EXERCISE OBJECTIVE. In the records below, locate the line containing "Read this page and output its text content."; output that line and every following line through the last, exactly.

(Records from a data collection)
────────────────

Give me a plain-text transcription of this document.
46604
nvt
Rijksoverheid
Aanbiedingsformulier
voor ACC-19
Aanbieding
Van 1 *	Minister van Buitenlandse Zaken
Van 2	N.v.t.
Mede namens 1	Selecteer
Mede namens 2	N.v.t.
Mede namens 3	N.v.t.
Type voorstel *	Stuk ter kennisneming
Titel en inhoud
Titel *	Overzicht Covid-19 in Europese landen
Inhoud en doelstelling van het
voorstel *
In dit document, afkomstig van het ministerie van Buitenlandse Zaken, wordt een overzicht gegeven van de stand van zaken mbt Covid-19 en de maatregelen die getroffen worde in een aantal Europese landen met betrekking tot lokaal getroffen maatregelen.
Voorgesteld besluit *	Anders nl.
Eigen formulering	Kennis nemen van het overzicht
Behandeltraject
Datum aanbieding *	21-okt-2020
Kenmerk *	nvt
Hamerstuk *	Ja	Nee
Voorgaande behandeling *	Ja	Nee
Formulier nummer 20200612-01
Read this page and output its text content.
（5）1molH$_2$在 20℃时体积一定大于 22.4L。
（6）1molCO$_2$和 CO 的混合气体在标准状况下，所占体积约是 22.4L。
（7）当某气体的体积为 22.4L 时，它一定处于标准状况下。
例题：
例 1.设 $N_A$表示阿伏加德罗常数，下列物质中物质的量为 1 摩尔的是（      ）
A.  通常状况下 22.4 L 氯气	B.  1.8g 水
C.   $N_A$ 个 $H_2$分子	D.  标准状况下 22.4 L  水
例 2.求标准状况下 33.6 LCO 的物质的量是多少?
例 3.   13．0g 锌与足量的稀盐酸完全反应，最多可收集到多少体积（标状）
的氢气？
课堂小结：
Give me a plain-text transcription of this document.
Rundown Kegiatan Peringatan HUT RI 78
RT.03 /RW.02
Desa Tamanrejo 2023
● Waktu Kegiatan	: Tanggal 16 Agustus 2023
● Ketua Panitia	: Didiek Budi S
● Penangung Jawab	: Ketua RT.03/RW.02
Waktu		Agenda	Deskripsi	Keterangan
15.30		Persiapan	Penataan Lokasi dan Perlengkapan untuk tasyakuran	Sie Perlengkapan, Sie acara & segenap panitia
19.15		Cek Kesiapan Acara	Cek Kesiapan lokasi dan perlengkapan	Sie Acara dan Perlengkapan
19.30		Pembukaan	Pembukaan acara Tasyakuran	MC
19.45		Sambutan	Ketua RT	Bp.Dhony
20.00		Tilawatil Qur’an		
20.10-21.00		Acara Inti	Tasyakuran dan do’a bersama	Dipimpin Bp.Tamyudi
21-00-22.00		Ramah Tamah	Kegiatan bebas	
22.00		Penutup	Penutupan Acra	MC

────────────────

THE COMPLETED TASK.
Read this page and output its text content.
（5）1molH$_2$在 20℃时体积一定大于 22.4L。
（6）1molCO$_2$和 CO 的混合气体在标准状况下，所占体积约是 22.4L。
（7）当某气体的体积为 22.4L 时，它一定处于标准状况下。
例题：
例 1.设 $N_A$表示阿伏加德罗常数，下列物质中物质的量为 1 摩尔的是（      ）
A.  通常状况下 22.4 L 氯气	B.  1.8g 水
C.   $N_A$ 个 $H_2$分子	D.  标准状况下 22.4 L  水
例 2.求标准状况下 33.6 LCO 的物质的量是多少?
例 3.   13．0g 锌与足量的稀盐酸完全反应，最多可收集到多少体积（标状）
的氢气？
课堂小结：
Give me a plain-text transcription of this document.
Rundown Kegiatan Peringatan HUT RI 78
RT.03 /RW.02
Desa Tamanrejo 2023
● Waktu Kegiatan	: Tanggal 16 Agustus 2023
● Ketua Panitia	: Didiek Budi S
● Penangung Jawab	: Ketua RT.03/RW.02
Waktu		Agenda	Deskripsi	Keterangan
15.30		Persiapan	Penataan Lokasi dan Perlengkapan untuk tasyakuran	Sie Perlengkapan, Sie acara & segenap panitia
19.15		Cek Kesiapan Acara	Cek Kesiapan lokasi dan perlengkapan	Sie Acara dan Perlengkapan
19.30		Pembukaan	Pembukaan acara Tasyakuran	MC
19.45		Sambutan	Ketua RT	Bp.Dhony
20.00		Tilawatil Qur’an		
20.10-21.00		Acara Inti	Tasyakuran dan do’a bersama	Dipimpin Bp.Tamyudi
21-00-22.00		Ramah Tamah	Kegiatan bebas	
22.00		Penutup	Penutupan Acra	MC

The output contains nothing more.